--- Stated exercise ---
Locate the lines of the listing below that hold "consolidator", then copy each of them.

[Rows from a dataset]
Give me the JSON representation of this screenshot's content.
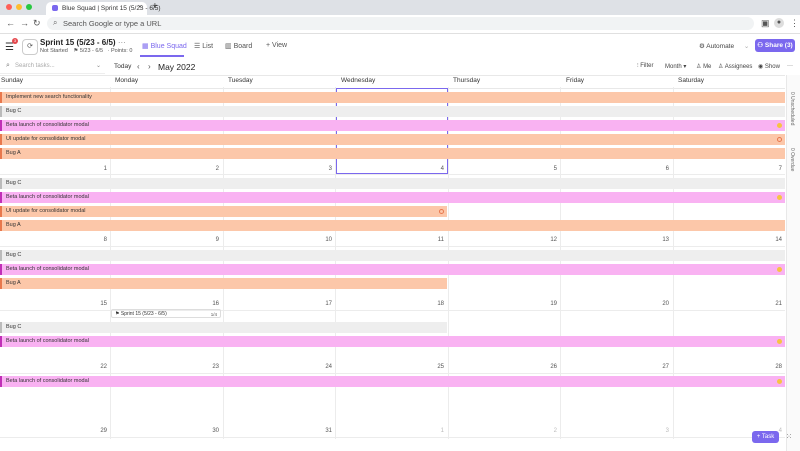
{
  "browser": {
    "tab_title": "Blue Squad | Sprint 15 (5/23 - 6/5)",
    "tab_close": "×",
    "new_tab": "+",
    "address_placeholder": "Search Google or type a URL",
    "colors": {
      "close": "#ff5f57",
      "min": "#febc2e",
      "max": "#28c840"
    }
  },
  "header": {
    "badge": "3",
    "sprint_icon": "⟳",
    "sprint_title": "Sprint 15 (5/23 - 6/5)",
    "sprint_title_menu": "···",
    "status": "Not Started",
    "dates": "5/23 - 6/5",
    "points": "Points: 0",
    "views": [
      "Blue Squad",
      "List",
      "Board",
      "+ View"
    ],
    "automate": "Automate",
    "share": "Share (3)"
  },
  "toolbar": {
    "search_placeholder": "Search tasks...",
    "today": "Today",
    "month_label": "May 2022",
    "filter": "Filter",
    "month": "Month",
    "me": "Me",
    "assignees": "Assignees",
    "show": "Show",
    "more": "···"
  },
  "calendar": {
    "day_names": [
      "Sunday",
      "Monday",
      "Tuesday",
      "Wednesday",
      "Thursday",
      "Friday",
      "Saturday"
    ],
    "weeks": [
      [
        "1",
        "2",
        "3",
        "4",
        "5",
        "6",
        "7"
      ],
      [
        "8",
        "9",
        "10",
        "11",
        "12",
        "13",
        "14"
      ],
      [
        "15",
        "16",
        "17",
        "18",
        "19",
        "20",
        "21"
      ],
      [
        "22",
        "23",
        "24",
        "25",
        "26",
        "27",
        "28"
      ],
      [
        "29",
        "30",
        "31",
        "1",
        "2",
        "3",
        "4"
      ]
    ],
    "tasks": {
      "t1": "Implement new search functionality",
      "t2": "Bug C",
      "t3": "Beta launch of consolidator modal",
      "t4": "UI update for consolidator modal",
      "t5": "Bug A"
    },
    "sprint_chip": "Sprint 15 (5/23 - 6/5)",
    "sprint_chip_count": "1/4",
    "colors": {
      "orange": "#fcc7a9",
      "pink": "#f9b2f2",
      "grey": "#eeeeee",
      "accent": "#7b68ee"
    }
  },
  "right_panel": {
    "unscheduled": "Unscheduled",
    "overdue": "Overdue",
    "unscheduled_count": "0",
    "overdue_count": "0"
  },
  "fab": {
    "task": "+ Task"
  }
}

--- Reply ---
      "t3": "Beta launch of consolidator modal",
      "t4": "UI update for consolidator modal",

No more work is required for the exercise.